_AIM OF THE EXERCISE_: Wherever the word "apprend" turns up in a line of the entries, copy that line.
━━━━━━
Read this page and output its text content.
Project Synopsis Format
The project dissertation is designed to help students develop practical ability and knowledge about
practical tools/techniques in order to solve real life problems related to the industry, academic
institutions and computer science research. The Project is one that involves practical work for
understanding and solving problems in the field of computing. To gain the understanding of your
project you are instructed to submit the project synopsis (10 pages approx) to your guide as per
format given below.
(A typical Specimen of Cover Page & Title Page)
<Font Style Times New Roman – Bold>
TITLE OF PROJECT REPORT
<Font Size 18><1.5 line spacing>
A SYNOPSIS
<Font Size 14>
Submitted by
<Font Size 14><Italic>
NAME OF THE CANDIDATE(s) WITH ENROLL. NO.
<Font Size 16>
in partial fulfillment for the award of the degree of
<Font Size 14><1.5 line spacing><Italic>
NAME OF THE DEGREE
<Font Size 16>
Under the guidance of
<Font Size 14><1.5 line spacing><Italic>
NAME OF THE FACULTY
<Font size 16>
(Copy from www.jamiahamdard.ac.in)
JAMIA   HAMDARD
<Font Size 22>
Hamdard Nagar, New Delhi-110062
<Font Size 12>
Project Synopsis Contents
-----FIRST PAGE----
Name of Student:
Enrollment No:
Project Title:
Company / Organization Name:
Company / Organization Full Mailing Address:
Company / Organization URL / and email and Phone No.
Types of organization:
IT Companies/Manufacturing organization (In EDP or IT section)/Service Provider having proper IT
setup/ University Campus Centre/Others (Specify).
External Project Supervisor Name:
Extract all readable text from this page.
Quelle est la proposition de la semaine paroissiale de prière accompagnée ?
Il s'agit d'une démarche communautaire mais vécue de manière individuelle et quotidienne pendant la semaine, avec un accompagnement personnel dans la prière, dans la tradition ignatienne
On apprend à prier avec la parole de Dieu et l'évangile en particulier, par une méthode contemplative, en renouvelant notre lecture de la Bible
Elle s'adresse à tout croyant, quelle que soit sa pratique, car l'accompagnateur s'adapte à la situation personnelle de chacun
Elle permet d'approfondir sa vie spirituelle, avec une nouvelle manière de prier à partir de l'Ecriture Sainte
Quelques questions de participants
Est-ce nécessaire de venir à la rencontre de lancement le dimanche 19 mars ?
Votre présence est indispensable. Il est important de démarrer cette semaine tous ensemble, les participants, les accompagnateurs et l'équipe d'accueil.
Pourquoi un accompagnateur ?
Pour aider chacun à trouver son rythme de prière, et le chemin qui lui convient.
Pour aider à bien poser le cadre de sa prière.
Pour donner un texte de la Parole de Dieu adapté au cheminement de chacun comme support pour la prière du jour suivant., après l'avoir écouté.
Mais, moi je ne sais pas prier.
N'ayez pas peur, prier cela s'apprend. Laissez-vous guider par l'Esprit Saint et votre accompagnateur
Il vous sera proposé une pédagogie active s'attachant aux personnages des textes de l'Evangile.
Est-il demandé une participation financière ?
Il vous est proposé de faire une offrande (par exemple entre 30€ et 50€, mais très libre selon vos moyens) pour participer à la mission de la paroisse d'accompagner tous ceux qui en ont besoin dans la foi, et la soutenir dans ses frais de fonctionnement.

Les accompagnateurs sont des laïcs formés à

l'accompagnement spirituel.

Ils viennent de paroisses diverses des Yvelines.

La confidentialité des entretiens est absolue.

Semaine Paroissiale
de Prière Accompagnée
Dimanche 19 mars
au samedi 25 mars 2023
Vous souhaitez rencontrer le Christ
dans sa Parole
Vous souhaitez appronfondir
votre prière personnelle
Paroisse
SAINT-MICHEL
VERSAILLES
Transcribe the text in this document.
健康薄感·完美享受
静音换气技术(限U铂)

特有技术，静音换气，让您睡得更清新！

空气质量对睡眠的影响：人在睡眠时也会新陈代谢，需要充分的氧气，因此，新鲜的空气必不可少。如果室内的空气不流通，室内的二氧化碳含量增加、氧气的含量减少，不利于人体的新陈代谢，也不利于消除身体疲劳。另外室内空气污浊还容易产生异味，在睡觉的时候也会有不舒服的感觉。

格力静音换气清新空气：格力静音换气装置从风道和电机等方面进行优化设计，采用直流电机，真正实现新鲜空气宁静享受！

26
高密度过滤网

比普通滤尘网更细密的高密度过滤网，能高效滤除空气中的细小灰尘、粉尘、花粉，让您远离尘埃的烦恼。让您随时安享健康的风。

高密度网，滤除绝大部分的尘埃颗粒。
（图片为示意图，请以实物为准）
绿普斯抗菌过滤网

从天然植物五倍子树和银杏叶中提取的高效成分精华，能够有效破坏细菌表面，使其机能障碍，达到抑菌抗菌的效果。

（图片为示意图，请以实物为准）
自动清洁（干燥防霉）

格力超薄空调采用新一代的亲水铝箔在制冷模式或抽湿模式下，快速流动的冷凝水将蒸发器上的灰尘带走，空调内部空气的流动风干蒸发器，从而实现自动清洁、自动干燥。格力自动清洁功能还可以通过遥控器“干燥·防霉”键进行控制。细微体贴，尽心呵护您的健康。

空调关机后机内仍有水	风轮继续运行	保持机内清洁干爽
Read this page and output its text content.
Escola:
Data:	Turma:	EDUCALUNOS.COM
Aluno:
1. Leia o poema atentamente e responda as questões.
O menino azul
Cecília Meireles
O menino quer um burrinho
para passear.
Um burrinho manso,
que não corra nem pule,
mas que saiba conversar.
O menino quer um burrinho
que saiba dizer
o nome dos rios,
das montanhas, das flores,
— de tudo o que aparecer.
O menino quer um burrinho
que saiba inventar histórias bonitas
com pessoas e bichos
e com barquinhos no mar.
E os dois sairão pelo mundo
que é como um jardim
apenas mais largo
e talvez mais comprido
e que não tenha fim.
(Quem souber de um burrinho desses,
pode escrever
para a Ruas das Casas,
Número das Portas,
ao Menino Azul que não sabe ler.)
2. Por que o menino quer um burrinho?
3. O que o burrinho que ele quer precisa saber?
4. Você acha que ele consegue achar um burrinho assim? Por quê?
━━━━━━
_RESULT OF THIS EXERCISE_:
On apprend à prier avec la parole de Dieu et l'évangile en particulier, par une méthode contemplative, en renouvelant notre lecture de la Bible
N'ayez pas peur, prier cela s'apprend. Laissez-vous guider par l'Esprit Saint et votre accompagnateur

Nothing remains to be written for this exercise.